Filter the lines below, copying only those with the string "value".

[Stored entries]
## Start

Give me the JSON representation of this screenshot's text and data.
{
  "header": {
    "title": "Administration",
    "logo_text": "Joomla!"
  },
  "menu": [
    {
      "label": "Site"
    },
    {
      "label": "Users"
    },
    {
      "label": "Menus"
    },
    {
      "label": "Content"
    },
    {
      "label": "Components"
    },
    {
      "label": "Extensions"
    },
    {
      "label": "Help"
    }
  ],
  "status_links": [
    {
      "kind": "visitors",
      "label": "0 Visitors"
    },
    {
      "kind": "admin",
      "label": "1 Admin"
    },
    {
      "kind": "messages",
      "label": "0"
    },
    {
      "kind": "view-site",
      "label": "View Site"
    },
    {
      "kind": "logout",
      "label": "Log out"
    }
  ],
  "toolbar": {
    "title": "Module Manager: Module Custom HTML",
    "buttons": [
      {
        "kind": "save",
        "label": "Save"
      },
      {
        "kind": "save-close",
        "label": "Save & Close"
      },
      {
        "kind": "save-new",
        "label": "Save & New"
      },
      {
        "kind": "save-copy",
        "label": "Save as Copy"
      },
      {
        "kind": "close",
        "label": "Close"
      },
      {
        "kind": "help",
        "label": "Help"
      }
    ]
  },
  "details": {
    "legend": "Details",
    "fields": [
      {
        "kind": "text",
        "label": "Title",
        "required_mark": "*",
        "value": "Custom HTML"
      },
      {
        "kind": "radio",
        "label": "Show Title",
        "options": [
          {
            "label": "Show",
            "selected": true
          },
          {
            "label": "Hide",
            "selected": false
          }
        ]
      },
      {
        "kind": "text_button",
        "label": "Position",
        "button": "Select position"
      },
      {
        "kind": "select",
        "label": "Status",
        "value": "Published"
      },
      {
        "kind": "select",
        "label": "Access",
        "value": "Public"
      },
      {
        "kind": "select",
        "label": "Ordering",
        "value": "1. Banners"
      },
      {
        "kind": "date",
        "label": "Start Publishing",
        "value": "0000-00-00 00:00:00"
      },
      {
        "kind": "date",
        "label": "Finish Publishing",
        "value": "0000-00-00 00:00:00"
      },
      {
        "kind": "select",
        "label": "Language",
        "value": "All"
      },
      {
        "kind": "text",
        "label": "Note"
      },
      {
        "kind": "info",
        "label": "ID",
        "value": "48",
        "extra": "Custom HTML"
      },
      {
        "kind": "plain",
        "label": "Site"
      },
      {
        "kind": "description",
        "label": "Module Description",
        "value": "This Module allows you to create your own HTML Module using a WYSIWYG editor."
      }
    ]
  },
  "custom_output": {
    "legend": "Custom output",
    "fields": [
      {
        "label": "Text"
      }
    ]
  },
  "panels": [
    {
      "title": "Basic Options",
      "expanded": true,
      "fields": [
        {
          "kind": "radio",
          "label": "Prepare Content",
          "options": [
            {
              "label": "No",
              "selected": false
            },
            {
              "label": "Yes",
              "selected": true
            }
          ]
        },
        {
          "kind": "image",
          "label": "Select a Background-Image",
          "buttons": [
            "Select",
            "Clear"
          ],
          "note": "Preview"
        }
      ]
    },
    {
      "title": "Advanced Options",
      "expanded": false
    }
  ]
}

## End

### Final result
        "value": "Custom HTML"
        "value": "Published"
        "value": "Public"
        "value": "1. Banners"
        "value": "0000-00-00 00:00:00"
        "value": "0000-00-00 00:00:00"
        "value": "All"
        "value": "48",
        "value": "This Module allows you to create your own HTML Module using a WYSIWYG editor."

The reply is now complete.